* Start Dataset excerpts *

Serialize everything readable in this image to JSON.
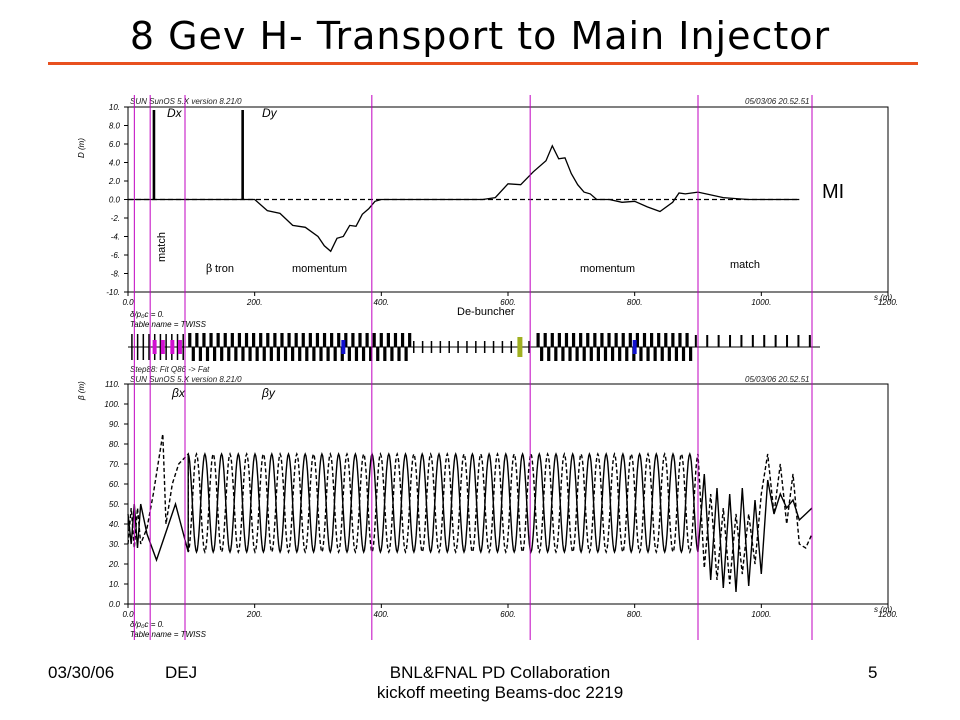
{
  "slide": {
    "title": "8 Gev H- Transport to Main Injector",
    "accent_color": "#e8501f",
    "footer": {
      "date": "03/30/06",
      "author": "DEJ",
      "center_line1": "BNL&FNAL PD Collaboration",
      "center_line2": "kickoff meeting Beams-doc 2219",
      "page": "5"
    }
  },
  "annotations": {
    "match_left": "match",
    "btron_symbol": "β",
    "btron_text": "tron",
    "momentum_1": "momentum",
    "momentum_2": "momentum",
    "match_right": "match",
    "debuncher": "De-buncher",
    "mi": "MI",
    "marker_color": "#c000c0",
    "marker_positions_m": [
      10,
      35,
      90,
      385,
      635,
      900,
      1080
    ]
  },
  "chart_data": [
    {
      "type": "line",
      "header_left": "SUN SunOS 5.X version 8.21/0",
      "header_right": "05/03/06 20.52.51",
      "ylabel": "D (m)",
      "xlabel": "s (m)",
      "xlim": [
        0,
        1200
      ],
      "ylim": [
        -10,
        10
      ],
      "x_ticks": [
        0,
        200,
        400,
        600,
        800,
        1000,
        1200
      ],
      "x_tick_labels": [
        "0.0",
        "200.",
        "400.",
        "600.",
        "800.",
        "1000.",
        "1200."
      ],
      "y_ticks": [
        10,
        8,
        6,
        4,
        2,
        0,
        -2,
        -4,
        -6,
        -8,
        -10
      ],
      "y_tick_labels": [
        "10.",
        "8.0",
        "6.0",
        "4.0",
        "2.0",
        "0.0",
        "-2.",
        "-4.",
        "-6.",
        "-8.",
        "-10."
      ],
      "series": [
        {
          "name": "Dx",
          "style": "solid",
          "x": [
            0,
            40,
            40,
            42,
            42,
            180,
            180,
            182,
            182,
            200,
            220,
            240,
            260,
            280,
            300,
            310,
            320,
            330,
            340,
            350,
            360,
            370,
            380,
            390,
            400,
            410,
            420,
            440,
            460,
            560,
            580,
            600,
            620,
            640,
            660,
            670,
            680,
            690,
            700,
            710,
            720,
            730,
            740,
            750,
            760,
            780,
            800,
            820,
            840,
            860,
            870,
            880,
            900,
            920,
            940,
            960,
            980,
            1000,
            1020,
            1040,
            1060
          ],
          "y": [
            0,
            0,
            9.6,
            9.6,
            0,
            0,
            9.6,
            9.6,
            0,
            0,
            -1.2,
            -1.5,
            -2.8,
            -3,
            -4,
            -5,
            -5.6,
            -4.2,
            -4,
            -2.8,
            -2.9,
            -1.6,
            -1,
            -0.2,
            0,
            0,
            0,
            0,
            0,
            0,
            0.2,
            1.7,
            1.6,
            3,
            4.2,
            5.8,
            4.4,
            4.5,
            2.8,
            1.6,
            0.8,
            0.6,
            0,
            0,
            0,
            -0.3,
            -0.2,
            -0.8,
            -1.3,
            -0.3,
            0.7,
            0.6,
            0.8,
            0.5,
            0.2,
            0.1,
            0,
            0,
            0,
            0,
            0
          ]
        },
        {
          "name": "Dy",
          "style": "dashed",
          "x": [
            0,
            1060
          ],
          "y": [
            0,
            0
          ]
        }
      ],
      "series_labels": [
        "Dx",
        "Dy"
      ],
      "footer_lines": [
        "δ/p₀c = 0.",
        "Table name = TWISS"
      ]
    },
    {
      "type": "line",
      "header_left": "SUN SunOS 5.X version 8.21/0",
      "header_right": "05/03/06 20.52.51",
      "ylabel": "β (m)",
      "xlabel": "s (m)",
      "subheader": "Step88: Fit Q86 -> Fat",
      "xlim": [
        0,
        1200
      ],
      "ylim": [
        0,
        110
      ],
      "x_ticks": [
        0,
        200,
        400,
        600,
        800,
        1000,
        1200
      ],
      "x_tick_labels": [
        "0.0",
        "200.",
        "400.",
        "600.",
        "800.",
        "1000.",
        "1200."
      ],
      "y_ticks": [
        0,
        10,
        20,
        30,
        40,
        50,
        60,
        70,
        80,
        90,
        100,
        110
      ],
      "y_tick_labels": [
        "0.0",
        "10.",
        "20.",
        "30.",
        "40.",
        "50.",
        "60.",
        "70.",
        "80.",
        "90.",
        "100.",
        "110."
      ],
      "fodo_period_m": 26.4,
      "fodo_start_m": 95,
      "fodo_end_m": 900,
      "fodo_beta_max": 75,
      "fodo_beta_min": 26,
      "series": [
        {
          "name": "βx",
          "style": "solid",
          "x": [
            0,
            5,
            10,
            15,
            20,
            30,
            45,
            60,
            75,
            95,
            900,
            910,
            920,
            930,
            940,
            950,
            960,
            970,
            980,
            990,
            1000,
            1010,
            1020,
            1030,
            1040,
            1050,
            1060,
            1070,
            1080
          ],
          "y": [
            45,
            30,
            50,
            28,
            50,
            35,
            22,
            36,
            50,
            26,
            26,
            65,
            12,
            58,
            8,
            55,
            6,
            58,
            9,
            52,
            15,
            62,
            45,
            55,
            48,
            52,
            42,
            45,
            48
          ]
        },
        {
          "name": "βy",
          "style": "dashed",
          "x": [
            0,
            5,
            10,
            15,
            20,
            30,
            40,
            55,
            60,
            70,
            80,
            95,
            900,
            910,
            920,
            930,
            940,
            950,
            960,
            970,
            980,
            990,
            1000,
            1010,
            1020,
            1030,
            1040,
            1050,
            1060,
            1070,
            1080
          ],
          "y": [
            30,
            48,
            28,
            48,
            30,
            38,
            55,
            85,
            40,
            60,
            70,
            75,
            75,
            18,
            55,
            12,
            48,
            10,
            45,
            15,
            45,
            20,
            55,
            75,
            45,
            70,
            40,
            65,
            30,
            28,
            35
          ]
        }
      ],
      "series_labels": [
        "βx",
        "βy"
      ],
      "footer_lines": [
        "δ/p₀c = 0.",
        "Table name = TWISS"
      ]
    }
  ]
}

* End Dataset excerpts *

Make an exact reproduction of the listing above, without any pictures.

▶ [Task response]
Serialize everything readable in this image to JSON.
{
  "slide": {
    "title": "8 Gev H- Transport to Main Injector",
    "accent_color": "#e8501f",
    "footer": {
      "date": "03/30/06",
      "author": "DEJ",
      "center_line1": "BNL&FNAL PD Collaboration",
      "center_line2": "kickoff meeting Beams-doc 2219",
      "page": "5"
    }
  },
  "annotations": {
    "match_left": "match",
    "btron_symbol": "β",
    "btron_text": "tron",
    "momentum_1": "momentum",
    "momentum_2": "momentum",
    "match_right": "match",
    "debuncher": "De-buncher",
    "mi": "MI",
    "marker_color": "#c000c0",
    "marker_positions_m": [
      10,
      35,
      90,
      385,
      635,
      900,
      1080
    ]
  },
  "chart_data": [
    {
      "type": "line",
      "header_left": "SUN SunOS 5.X version 8.21/0",
      "header_right": "05/03/06 20.52.51",
      "ylabel": "D (m)",
      "xlabel": "s (m)",
      "xlim": [
        0,
        1200
      ],
      "ylim": [
        -10,
        10
      ],
      "x_ticks": [
        0,
        200,
        400,
        600,
        800,
        1000,
        1200
      ],
      "x_tick_labels": [
        "0.0",
        "200.",
        "400.",
        "600.",
        "800.",
        "1000.",
        "1200."
      ],
      "y_ticks": [
        10,
        8,
        6,
        4,
        2,
        0,
        -2,
        -4,
        -6,
        -8,
        -10
      ],
      "y_tick_labels": [
        "10.",
        "8.0",
        "6.0",
        "4.0",
        "2.0",
        "0.0",
        "-2.",
        "-4.",
        "-6.",
        "-8.",
        "-10."
      ],
      "series": [
        {
          "name": "Dx",
          "style": "solid",
          "x": [
            0,
            40,
            40,
            42,
            42,
            180,
            180,
            182,
            182,
            200,
            220,
            240,
            260,
            280,
            300,
            310,
            320,
            330,
            340,
            350,
            360,
            370,
            380,
            390,
            400,
            410,
            420,
            440,
            460,
            560,
            580,
            600,
            620,
            640,
            660,
            670,
            680,
            690,
            700,
            710,
            720,
            730,
            740,
            750,
            760,
            780,
            800,
            820,
            840,
            860,
            870,
            880,
            900,
            920,
            940,
            960,
            980,
            1000,
            1020,
            1040,
            1060
          ],
          "y": [
            0,
            0,
            9.6,
            9.6,
            0,
            0,
            9.6,
            9.6,
            0,
            0,
            -1.2,
            -1.5,
            -2.8,
            -3,
            -4,
            -5,
            -5.6,
            -4.2,
            -4,
            -2.8,
            -2.9,
            -1.6,
            -1,
            -0.2,
            0,
            0,
            0,
            0,
            0,
            0,
            0.2,
            1.7,
            1.6,
            3,
            4.2,
            5.8,
            4.4,
            4.5,
            2.8,
            1.6,
            0.8,
            0.6,
            0,
            0,
            0,
            -0.3,
            -0.2,
            -0.8,
            -1.3,
            -0.3,
            0.7,
            0.6,
            0.8,
            0.5,
            0.2,
            0.1,
            0,
            0,
            0,
            0,
            0
          ]
        },
        {
          "name": "Dy",
          "style": "dashed",
          "x": [
            0,
            1060
          ],
          "y": [
            0,
            0
          ]
        }
      ],
      "series_labels": [
        "Dx",
        "Dy"
      ],
      "footer_lines": [
        "δ/p₀c = 0.",
        "Table name = TWISS"
      ]
    },
    {
      "type": "line",
      "header_left": "SUN SunOS 5.X version 8.21/0",
      "header_right": "05/03/06 20.52.51",
      "ylabel": "β (m)",
      "xlabel": "s (m)",
      "subheader": "Step88: Fit Q86 -> Fat",
      "xlim": [
        0,
        1200
      ],
      "ylim": [
        0,
        110
      ],
      "x_ticks": [
        0,
        200,
        400,
        600,
        800,
        1000,
        1200
      ],
      "x_tick_labels": [
        "0.0",
        "200.",
        "400.",
        "600.",
        "800.",
        "1000.",
        "1200."
      ],
      "y_ticks": [
        0,
        10,
        20,
        30,
        40,
        50,
        60,
        70,
        80,
        90,
        100,
        110
      ],
      "y_tick_labels": [
        "0.0",
        "10.",
        "20.",
        "30.",
        "40.",
        "50.",
        "60.",
        "70.",
        "80.",
        "90.",
        "100.",
        "110."
      ],
      "fodo_period_m": 26.4,
      "fodo_start_m": 95,
      "fodo_end_m": 900,
      "fodo_beta_max": 75,
      "fodo_beta_min": 26,
      "series": [
        {
          "name": "βx",
          "style": "solid",
          "x": [
            0,
            5,
            10,
            15,
            20,
            30,
            45,
            60,
            75,
            95,
            900,
            910,
            920,
            930,
            940,
            950,
            960,
            970,
            980,
            990,
            1000,
            1010,
            1020,
            1030,
            1040,
            1050,
            1060,
            1070,
            1080
          ],
          "y": [
            45,
            30,
            50,
            28,
            50,
            35,
            22,
            36,
            50,
            26,
            26,
            65,
            12,
            58,
            8,
            55,
            6,
            58,
            9,
            52,
            15,
            62,
            45,
            55,
            48,
            52,
            42,
            45,
            48
          ]
        },
        {
          "name": "βy",
          "style": "dashed",
          "x": [
            0,
            5,
            10,
            15,
            20,
            30,
            40,
            55,
            60,
            70,
            80,
            95,
            900,
            910,
            920,
            930,
            940,
            950,
            960,
            970,
            980,
            990,
            1000,
            1010,
            1020,
            1030,
            1040,
            1050,
            1060,
            1070,
            1080
          ],
          "y": [
            30,
            48,
            28,
            48,
            30,
            38,
            55,
            85,
            40,
            60,
            70,
            75,
            75,
            18,
            55,
            12,
            48,
            10,
            45,
            15,
            45,
            20,
            55,
            75,
            45,
            70,
            40,
            65,
            30,
            28,
            35
          ]
        }
      ],
      "series_labels": [
        "βx",
        "βy"
      ],
      "footer_lines": [
        "δ/p₀c = 0.",
        "Table name = TWISS"
      ]
    }
  ]
}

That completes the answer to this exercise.